* [Challenge]:
For the listing below, give the count of lines containing "χρηστὰ", and no other text.
####
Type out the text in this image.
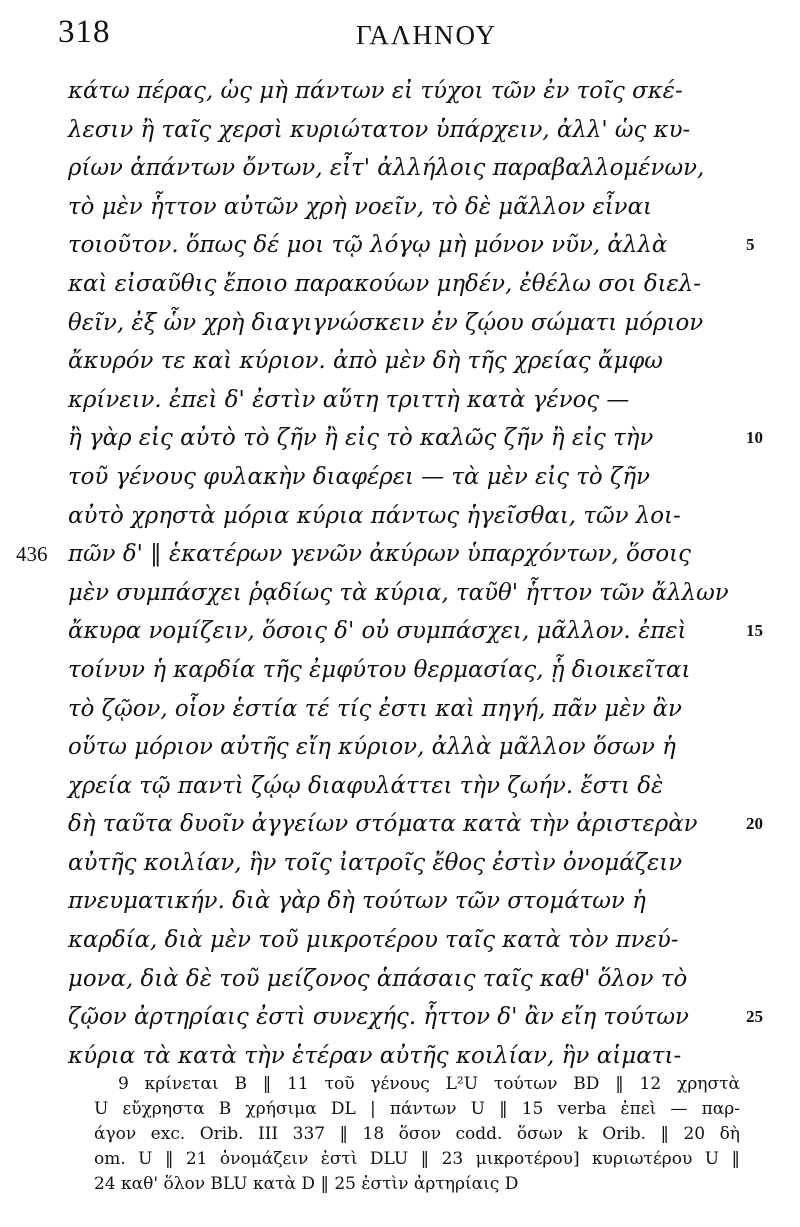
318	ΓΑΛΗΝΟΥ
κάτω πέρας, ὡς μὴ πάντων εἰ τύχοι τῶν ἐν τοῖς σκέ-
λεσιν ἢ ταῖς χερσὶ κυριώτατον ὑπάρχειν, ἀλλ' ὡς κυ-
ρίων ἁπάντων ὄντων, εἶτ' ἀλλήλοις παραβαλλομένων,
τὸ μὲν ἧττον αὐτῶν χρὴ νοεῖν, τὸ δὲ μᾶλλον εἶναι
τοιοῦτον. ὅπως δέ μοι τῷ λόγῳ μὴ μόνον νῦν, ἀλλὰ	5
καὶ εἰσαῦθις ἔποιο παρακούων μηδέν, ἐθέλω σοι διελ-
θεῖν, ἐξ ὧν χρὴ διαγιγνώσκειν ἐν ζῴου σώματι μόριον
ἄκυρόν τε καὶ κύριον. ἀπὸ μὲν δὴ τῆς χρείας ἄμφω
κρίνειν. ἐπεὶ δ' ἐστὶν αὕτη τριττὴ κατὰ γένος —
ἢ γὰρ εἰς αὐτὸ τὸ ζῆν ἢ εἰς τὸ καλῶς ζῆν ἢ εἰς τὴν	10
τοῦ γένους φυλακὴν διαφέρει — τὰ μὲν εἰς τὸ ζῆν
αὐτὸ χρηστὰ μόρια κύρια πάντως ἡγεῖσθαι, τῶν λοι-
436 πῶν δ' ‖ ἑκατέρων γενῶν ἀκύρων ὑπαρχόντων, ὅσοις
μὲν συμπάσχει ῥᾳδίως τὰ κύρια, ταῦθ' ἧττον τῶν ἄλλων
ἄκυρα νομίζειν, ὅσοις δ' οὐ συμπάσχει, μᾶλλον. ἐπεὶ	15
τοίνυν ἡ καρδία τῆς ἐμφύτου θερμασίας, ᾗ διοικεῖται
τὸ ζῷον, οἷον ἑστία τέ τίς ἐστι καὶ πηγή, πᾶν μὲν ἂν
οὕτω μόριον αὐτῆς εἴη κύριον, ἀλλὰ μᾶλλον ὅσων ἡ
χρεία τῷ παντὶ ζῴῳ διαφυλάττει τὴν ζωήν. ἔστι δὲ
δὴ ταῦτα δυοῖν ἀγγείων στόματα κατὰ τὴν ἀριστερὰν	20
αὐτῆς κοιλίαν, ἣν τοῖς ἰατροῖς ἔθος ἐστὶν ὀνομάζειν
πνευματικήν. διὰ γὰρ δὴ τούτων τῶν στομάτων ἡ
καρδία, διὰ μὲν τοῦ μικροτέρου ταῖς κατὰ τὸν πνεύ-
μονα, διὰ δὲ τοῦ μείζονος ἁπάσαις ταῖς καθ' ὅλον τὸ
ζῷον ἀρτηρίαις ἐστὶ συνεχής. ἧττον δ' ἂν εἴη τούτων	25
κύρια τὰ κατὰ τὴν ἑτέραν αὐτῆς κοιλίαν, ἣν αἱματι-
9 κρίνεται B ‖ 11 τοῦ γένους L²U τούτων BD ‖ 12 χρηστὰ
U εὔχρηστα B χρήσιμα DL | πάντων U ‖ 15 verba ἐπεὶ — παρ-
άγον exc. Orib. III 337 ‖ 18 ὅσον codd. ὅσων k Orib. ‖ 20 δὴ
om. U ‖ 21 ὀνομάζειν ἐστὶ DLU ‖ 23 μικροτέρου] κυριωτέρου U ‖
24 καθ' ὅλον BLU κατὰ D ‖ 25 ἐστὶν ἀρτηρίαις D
####
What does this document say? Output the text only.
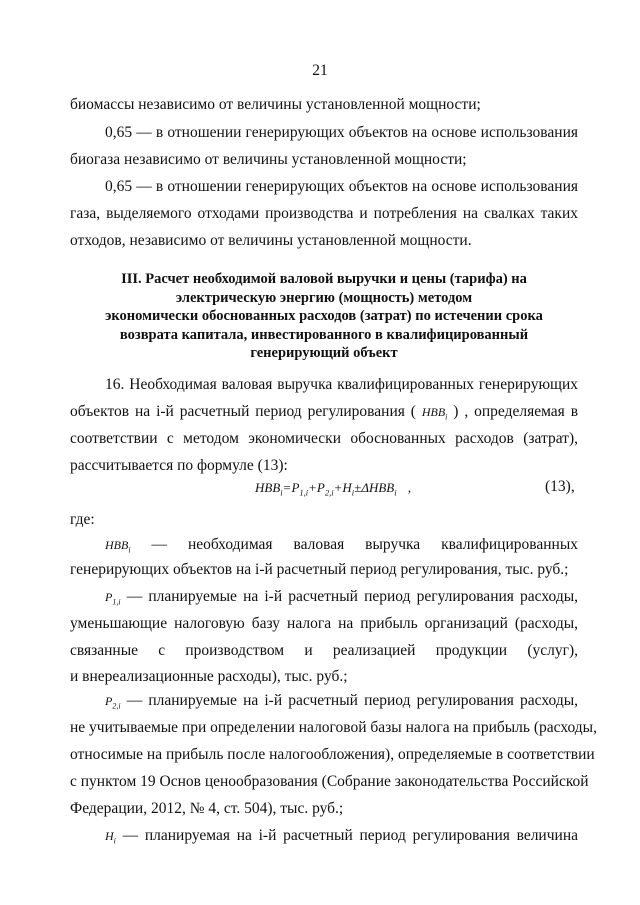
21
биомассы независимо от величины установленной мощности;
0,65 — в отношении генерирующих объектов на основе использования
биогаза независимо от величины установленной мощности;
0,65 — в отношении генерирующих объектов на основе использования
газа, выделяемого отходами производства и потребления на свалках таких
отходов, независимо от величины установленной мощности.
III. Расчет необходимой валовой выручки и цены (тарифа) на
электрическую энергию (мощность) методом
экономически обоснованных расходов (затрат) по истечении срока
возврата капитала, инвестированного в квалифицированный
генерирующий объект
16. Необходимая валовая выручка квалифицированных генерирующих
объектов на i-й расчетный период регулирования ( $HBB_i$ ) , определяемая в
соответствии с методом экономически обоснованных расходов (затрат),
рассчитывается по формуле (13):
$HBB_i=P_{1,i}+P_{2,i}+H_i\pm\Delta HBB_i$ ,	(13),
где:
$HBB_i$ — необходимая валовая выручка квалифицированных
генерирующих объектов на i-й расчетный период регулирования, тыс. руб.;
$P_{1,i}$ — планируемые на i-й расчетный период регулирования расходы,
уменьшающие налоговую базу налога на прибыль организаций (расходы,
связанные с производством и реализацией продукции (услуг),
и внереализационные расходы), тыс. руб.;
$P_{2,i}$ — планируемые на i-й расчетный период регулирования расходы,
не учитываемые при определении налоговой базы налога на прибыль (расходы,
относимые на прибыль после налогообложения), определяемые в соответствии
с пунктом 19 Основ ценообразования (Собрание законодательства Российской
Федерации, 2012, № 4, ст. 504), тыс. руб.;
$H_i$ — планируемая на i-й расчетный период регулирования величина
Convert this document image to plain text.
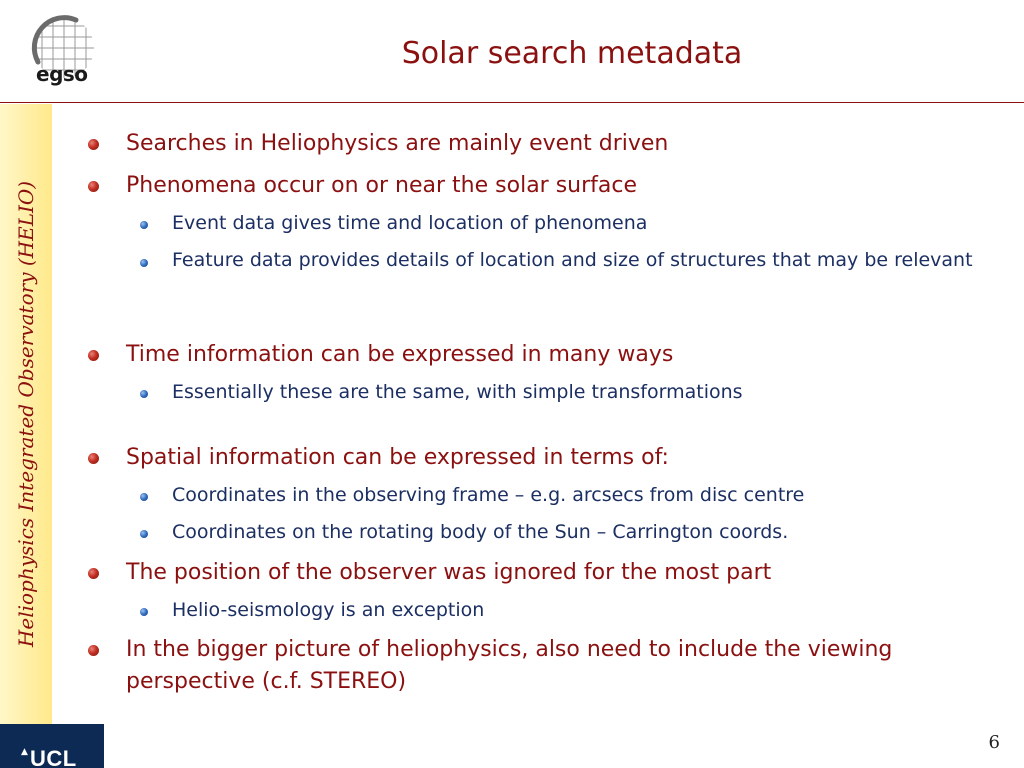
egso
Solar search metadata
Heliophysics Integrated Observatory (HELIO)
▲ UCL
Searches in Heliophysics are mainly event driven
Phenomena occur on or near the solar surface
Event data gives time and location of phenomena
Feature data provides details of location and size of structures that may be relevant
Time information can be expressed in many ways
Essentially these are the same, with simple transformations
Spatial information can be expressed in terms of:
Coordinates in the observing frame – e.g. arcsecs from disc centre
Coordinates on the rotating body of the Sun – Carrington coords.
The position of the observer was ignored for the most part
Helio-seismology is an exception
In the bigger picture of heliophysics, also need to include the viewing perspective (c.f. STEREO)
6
####
* [The response]:
2